The listing below should be printed exactly, every line of it. Skip the pictures.

-*-

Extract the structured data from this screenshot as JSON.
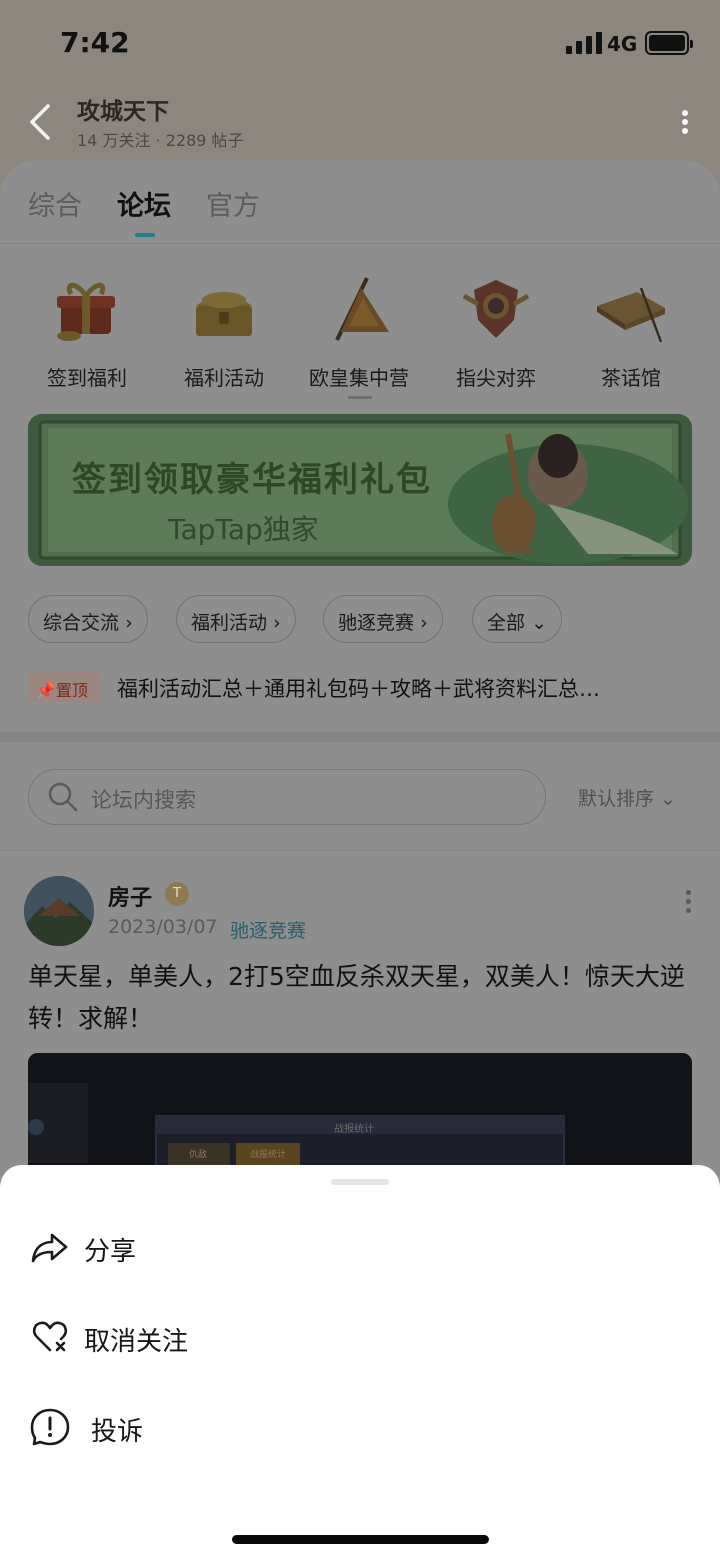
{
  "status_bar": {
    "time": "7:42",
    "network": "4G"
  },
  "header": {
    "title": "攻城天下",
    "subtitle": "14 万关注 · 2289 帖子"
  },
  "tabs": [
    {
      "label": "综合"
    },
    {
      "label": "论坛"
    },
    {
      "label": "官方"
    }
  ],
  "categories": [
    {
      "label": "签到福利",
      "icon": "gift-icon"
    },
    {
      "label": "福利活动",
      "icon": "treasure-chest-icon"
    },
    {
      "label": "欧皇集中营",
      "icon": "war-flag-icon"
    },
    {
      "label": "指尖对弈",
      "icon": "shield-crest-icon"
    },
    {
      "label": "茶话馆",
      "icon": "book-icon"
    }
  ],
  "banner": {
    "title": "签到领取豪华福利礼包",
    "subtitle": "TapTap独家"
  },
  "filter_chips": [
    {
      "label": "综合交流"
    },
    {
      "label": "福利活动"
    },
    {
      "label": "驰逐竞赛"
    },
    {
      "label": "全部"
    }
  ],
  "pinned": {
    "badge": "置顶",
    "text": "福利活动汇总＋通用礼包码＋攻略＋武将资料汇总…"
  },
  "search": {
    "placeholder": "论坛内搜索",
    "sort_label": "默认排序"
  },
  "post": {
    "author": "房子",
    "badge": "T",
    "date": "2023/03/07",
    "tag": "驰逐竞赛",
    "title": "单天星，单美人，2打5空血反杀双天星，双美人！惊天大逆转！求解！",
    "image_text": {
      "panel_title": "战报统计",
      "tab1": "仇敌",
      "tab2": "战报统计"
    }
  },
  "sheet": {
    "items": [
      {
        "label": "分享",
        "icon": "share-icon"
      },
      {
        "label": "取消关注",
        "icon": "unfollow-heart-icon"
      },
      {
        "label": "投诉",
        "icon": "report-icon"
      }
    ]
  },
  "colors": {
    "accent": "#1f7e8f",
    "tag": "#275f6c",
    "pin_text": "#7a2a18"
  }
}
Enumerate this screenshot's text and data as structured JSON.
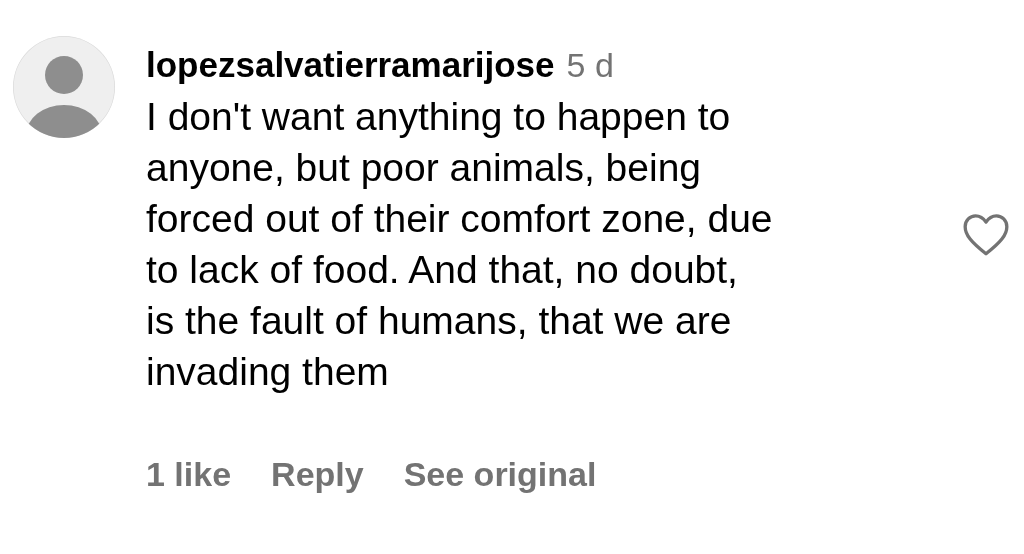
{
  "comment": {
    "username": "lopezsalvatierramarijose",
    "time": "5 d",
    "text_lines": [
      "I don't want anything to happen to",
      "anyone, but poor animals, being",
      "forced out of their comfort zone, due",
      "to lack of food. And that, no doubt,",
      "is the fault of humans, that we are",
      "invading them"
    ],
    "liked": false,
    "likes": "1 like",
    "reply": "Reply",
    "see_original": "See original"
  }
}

-*-

EXPECTED OUTPUT.
Extract the structured data from this screenshot as JSON.
{
  "status_bar": {
    "time": "7:42",
    "network": "4G"
  },
  "header": {
    "title": "攻城天下",
    "subtitle": "14 万关注 · 2289 帖子"
  },
  "tabs": [
    {
      "label": "综合"
    },
    {
      "label": "论坛"
    },
    {
      "label": "官方"
    }
  ],
  "categories": [
    {
      "label": "签到福利",
      "icon": "gift-icon"
    },
    {
      "label": "福利活动",
      "icon": "treasure-chest-icon"
    },
    {
      "label": "欧皇集中营",
      "icon": "war-flag-icon"
    },
    {
      "label": "指尖对弈",
      "icon": "shield-crest-icon"
    },
    {
      "label": "茶话馆",
      "icon": "book-icon"
    }
  ],
  "banner": {
    "title": "签到领取豪华福利礼包",
    "subtitle": "TapTap独家"
  },
  "filter_chips": [
    {
      "label": "综合交流"
    },
    {
      "label": "福利活动"
    },
    {
      "label": "驰逐竞赛"
    },
    {
      "label": "全部"
    }
  ],
  "pinned": {
    "badge": "置顶",
    "text": "福利活动汇总＋通用礼包码＋攻略＋武将资料汇总…"
  },
  "search": {
    "placeholder": "论坛内搜索",
    "sort_label": "默认排序"
  },
  "post": {
    "author": "房子",
    "badge": "T",
    "date": "2023/03/07",
    "tag": "驰逐竞赛",
    "title": "单天星，单美人，2打5空血反杀双天星，双美人！惊天大逆转！求解！",
    "image_text": {
      "panel_title": "战报统计",
      "tab1": "仇敌",
      "tab2": "战报统计"
    }
  },
  "sheet": {
    "items": [
      {
        "label": "分享",
        "icon": "share-icon"
      },
      {
        "label": "取消关注",
        "icon": "unfollow-heart-icon"
      },
      {
        "label": "投诉",
        "icon": "report-icon"
      }
    ]
  },
  "colors": {
    "accent": "#1f7e8f",
    "tag": "#275f6c",
    "pin_text": "#7a2a18"
  }
}
Enumerate this screenshot's text and data as structured JSON.
{
  "comment": {
    "username": "lopezsalvatierramarijose",
    "time": "5 d",
    "text_lines": [
      "I don't want anything to happen to",
      "anyone, but poor animals, being",
      "forced out of their comfort zone, due",
      "to lack of food. And that, no doubt,",
      "is the fault of humans, that we are",
      "invading them"
    ],
    "liked": false,
    "likes": "1 like",
    "reply": "Reply",
    "see_original": "See original"
  }
}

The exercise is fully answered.